[Dataset excerpt]
• • • •
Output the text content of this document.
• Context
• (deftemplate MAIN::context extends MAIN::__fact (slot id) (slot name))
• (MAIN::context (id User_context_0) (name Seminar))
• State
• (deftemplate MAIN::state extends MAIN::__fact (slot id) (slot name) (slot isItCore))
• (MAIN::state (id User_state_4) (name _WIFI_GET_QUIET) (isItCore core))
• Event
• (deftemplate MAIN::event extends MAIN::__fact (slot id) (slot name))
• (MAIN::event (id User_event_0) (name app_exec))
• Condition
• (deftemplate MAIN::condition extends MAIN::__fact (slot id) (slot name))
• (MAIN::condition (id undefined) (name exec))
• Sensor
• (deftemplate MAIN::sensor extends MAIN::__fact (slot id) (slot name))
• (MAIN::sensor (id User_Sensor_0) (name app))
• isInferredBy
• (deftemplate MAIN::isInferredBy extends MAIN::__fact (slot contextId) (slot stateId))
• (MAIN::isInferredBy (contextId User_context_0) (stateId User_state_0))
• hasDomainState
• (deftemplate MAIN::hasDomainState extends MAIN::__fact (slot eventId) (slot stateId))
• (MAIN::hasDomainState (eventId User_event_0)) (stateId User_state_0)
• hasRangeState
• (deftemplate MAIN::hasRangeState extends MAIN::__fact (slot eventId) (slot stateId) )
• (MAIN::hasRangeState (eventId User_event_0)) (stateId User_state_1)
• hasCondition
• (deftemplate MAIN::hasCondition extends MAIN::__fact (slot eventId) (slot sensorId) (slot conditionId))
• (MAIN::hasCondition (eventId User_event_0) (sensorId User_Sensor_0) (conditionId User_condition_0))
• • • •
Here, the records must be output exactly and in full.

Output the text content of this document.
• Context
• (deftemplate MAIN::context extends MAIN::__fact (slot id) (slot name))
• (MAIN::context (id User_context_0) (name Seminar))
• State
• (deftemplate MAIN::state extends MAIN::__fact (slot id) (slot name) (slot isItCore))
• (MAIN::state (id User_state_4) (name _WIFI_GET_QUIET) (isItCore core))
• Event
• (deftemplate MAIN::event extends MAIN::__fact (slot id) (slot name))
• (MAIN::event (id User_event_0) (name app_exec))
• Condition
• (deftemplate MAIN::condition extends MAIN::__fact (slot id) (slot name))
• (MAIN::condition (id undefined) (name exec))
• Sensor
• (deftemplate MAIN::sensor extends MAIN::__fact (slot id) (slot name))
• (MAIN::sensor (id User_Sensor_0) (name app))
• isInferredBy
• (deftemplate MAIN::isInferredBy extends MAIN::__fact (slot contextId) (slot stateId))
• (MAIN::isInferredBy (contextId User_context_0) (stateId User_state_0))
• hasDomainState
• (deftemplate MAIN::hasDomainState extends MAIN::__fact (slot eventId) (slot stateId))
• (MAIN::hasDomainState (eventId User_event_0)) (stateId User_state_0)
• hasRangeState
• (deftemplate MAIN::hasRangeState extends MAIN::__fact (slot eventId) (slot stateId) )
• (MAIN::hasRangeState (eventId User_event_0)) (stateId User_state_1)
• hasCondition
• (deftemplate MAIN::hasCondition extends MAIN::__fact (slot eventId) (slot sensorId) (slot conditionId))
• (MAIN::hasCondition (eventId User_event_0) (sensorId User_Sensor_0) (conditionId User_condition_0))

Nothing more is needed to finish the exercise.